**WRITTEN INSTRUCTION**
Copy out all the lines in the records that include the word "income".

**DATA FOR THIS EXERCISE**

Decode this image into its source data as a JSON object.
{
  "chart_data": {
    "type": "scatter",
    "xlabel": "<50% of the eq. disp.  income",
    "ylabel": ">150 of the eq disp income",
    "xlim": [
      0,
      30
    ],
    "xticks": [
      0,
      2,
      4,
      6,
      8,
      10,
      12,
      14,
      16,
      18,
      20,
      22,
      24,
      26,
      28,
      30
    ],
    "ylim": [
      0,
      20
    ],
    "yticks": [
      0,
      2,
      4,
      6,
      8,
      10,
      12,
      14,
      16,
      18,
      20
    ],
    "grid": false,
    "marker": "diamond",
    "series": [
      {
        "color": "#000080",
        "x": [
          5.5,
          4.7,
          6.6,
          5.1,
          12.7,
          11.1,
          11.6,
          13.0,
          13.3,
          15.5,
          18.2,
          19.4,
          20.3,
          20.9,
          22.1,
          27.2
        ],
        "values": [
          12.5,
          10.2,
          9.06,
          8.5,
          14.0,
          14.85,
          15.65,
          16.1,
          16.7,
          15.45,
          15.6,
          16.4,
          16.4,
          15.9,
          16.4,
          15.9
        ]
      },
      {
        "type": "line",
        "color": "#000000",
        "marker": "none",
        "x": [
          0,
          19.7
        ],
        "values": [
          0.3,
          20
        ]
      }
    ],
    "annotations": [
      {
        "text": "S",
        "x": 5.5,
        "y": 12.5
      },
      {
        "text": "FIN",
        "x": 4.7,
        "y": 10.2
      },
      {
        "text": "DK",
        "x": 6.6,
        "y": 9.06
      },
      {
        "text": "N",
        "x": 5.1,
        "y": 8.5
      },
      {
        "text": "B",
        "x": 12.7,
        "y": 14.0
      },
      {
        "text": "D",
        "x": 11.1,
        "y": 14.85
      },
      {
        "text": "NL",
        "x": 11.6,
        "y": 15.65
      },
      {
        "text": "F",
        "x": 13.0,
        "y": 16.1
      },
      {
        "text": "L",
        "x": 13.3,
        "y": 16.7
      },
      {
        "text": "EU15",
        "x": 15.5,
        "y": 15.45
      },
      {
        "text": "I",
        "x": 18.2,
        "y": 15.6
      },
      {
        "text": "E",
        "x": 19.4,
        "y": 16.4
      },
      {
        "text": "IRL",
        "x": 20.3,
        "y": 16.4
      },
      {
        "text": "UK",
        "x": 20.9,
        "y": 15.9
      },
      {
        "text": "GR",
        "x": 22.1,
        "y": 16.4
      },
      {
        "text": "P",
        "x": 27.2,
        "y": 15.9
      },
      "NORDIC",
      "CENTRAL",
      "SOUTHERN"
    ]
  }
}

**SOLUTION FOR THIS PROBLEM**
    "xlabel": "<50% of the eq. disp.  income",
    "ylabel": ">150 of the eq disp income",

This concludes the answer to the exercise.